Written instruction:
In the listing below, find every line with the string "chodzi" and pull it out.

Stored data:
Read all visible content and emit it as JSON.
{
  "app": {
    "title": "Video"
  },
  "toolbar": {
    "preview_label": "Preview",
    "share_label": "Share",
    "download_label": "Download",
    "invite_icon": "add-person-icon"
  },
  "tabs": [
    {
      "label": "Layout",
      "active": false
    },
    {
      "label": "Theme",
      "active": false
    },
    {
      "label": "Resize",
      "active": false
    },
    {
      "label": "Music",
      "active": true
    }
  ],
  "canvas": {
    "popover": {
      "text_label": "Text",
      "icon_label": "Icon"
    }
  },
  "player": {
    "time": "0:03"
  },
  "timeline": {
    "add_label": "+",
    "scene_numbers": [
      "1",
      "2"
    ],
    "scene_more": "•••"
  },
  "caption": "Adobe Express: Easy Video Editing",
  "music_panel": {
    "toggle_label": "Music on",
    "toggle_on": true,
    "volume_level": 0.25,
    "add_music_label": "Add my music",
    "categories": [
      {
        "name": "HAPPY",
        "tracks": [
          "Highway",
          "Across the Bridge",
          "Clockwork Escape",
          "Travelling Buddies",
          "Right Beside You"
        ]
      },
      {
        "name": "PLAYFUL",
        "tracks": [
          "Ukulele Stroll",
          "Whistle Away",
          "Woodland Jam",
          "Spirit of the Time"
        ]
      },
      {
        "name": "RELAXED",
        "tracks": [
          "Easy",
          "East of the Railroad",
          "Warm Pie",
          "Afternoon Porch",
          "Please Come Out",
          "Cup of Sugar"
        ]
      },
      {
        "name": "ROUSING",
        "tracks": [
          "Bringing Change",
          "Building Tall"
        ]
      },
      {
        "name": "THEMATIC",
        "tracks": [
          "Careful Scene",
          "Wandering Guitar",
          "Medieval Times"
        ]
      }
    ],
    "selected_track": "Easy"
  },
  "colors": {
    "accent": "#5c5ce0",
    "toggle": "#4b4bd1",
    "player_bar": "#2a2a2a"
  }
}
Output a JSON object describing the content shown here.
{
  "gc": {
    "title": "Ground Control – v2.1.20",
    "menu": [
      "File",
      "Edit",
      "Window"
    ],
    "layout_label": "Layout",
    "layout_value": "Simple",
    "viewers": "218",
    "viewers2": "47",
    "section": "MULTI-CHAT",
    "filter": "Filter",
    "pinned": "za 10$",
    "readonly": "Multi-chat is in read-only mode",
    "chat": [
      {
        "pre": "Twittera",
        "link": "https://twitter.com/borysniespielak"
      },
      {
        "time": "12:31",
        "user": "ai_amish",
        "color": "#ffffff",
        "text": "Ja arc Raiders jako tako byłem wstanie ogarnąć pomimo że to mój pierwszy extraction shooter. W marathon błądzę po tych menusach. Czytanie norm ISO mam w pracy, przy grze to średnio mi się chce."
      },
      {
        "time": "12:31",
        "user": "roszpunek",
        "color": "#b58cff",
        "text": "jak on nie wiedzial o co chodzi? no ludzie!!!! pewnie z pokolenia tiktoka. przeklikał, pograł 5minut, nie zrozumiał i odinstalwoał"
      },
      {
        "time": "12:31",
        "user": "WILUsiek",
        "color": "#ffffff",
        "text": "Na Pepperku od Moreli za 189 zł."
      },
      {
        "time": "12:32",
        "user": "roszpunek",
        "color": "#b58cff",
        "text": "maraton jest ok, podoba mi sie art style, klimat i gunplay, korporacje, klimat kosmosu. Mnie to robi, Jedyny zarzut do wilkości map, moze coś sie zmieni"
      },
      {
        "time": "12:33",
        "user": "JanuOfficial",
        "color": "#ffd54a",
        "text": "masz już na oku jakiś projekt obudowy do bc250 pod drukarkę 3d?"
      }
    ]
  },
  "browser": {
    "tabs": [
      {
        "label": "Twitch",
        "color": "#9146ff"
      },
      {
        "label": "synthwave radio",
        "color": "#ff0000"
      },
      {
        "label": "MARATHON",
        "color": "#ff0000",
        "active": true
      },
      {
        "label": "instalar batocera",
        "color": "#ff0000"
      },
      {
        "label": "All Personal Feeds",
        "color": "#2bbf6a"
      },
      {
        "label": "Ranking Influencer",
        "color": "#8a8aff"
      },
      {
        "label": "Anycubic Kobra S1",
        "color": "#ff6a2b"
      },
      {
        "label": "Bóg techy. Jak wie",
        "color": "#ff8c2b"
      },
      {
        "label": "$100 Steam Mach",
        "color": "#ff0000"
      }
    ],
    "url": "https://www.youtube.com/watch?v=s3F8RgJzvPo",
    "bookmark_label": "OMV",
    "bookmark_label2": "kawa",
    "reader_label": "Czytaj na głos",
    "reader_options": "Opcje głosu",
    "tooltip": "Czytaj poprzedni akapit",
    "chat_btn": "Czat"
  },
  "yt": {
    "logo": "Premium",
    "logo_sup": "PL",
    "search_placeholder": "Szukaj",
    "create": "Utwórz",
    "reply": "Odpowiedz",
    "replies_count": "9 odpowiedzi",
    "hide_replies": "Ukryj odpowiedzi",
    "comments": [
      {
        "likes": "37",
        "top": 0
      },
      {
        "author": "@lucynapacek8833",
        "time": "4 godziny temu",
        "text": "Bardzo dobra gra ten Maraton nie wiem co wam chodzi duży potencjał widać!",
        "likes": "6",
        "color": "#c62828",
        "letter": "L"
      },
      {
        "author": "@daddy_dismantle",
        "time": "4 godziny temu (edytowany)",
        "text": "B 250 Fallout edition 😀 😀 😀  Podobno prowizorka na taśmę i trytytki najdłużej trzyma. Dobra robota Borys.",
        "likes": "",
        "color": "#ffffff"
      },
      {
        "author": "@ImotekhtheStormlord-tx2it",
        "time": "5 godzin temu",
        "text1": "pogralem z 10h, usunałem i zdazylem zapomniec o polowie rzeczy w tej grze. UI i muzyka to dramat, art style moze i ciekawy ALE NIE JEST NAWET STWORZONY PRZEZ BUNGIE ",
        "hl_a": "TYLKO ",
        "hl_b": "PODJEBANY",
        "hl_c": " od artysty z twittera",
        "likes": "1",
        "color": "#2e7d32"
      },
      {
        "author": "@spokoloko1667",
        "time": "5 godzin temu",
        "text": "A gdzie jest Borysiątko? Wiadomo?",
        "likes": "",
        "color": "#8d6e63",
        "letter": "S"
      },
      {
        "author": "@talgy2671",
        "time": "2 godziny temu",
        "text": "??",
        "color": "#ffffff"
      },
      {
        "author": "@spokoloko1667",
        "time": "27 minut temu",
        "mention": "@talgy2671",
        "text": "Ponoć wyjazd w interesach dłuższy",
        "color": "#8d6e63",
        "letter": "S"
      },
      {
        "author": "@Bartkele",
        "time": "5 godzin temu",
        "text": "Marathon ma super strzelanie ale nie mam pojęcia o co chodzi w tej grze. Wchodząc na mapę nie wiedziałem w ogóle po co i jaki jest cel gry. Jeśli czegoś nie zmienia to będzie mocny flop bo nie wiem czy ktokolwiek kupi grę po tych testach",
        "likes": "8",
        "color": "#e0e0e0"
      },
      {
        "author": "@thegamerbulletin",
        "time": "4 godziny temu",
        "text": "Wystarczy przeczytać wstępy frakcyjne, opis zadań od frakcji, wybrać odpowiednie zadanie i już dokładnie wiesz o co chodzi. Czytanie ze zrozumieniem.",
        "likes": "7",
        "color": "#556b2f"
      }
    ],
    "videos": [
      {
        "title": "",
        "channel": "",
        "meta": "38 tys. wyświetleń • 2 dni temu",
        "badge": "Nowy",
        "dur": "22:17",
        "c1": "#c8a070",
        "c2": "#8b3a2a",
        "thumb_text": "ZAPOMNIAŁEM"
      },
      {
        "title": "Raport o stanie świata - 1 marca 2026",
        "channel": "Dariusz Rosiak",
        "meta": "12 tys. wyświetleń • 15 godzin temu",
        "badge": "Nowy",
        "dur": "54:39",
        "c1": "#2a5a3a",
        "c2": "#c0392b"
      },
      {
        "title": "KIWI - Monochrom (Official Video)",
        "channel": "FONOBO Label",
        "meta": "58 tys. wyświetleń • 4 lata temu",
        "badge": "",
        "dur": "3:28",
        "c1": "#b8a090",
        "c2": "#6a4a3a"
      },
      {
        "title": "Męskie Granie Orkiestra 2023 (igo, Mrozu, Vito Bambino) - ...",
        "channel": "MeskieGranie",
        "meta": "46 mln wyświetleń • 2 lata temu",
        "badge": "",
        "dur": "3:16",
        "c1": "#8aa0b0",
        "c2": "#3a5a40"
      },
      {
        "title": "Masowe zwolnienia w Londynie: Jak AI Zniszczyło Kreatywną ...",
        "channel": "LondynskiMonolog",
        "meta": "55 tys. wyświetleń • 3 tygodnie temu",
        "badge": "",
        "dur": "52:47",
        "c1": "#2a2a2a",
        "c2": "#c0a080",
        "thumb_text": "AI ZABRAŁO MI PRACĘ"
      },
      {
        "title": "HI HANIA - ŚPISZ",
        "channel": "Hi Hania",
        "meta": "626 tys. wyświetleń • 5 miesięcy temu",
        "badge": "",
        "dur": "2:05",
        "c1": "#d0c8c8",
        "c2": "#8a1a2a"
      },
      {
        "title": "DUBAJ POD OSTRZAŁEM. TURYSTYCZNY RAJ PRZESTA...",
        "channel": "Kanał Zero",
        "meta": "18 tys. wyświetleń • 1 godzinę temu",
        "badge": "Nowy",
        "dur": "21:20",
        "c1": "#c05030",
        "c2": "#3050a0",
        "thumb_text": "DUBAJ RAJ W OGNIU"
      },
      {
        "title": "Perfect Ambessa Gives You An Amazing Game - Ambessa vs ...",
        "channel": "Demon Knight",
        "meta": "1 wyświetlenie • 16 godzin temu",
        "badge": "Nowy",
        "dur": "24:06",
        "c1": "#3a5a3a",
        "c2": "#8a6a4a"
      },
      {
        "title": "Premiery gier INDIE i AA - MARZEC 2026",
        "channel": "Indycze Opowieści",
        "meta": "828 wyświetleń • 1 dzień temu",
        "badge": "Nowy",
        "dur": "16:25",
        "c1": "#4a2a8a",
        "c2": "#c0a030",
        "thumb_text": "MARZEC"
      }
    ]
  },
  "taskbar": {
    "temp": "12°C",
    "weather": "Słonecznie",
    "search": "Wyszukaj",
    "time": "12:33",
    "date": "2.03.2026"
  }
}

Exercise answer:
        "text": "jak on nie wiedzial o co chodzi? no ludzie!!!! pewnie z pokolenia tiktoka. przeklikał, pograł 5minut, nie zrozumiał i odinstalwoał"
        "text": "Bardzo dobra gra ten Maraton nie wiem co wam chodzi duży potencjał widać!",
        "text": "Marathon ma super strzelanie ale nie mam pojęcia o co chodzi w tej grze. Wchodząc na mapę nie wiedziałem w ogóle po co i jaki jest cel gry. Jeśli czegoś nie zmienia to będzie mocny flop bo nie wiem czy ktokolwiek kupi grę po tych testach",
        "text": "Wystarczy przeczytać wstępy frakcyjne, opis zadań od frakcji, wybrać odpowiednie zadanie i już dokładnie wiesz o co chodzi. Czytanie ze zrozumieniem.",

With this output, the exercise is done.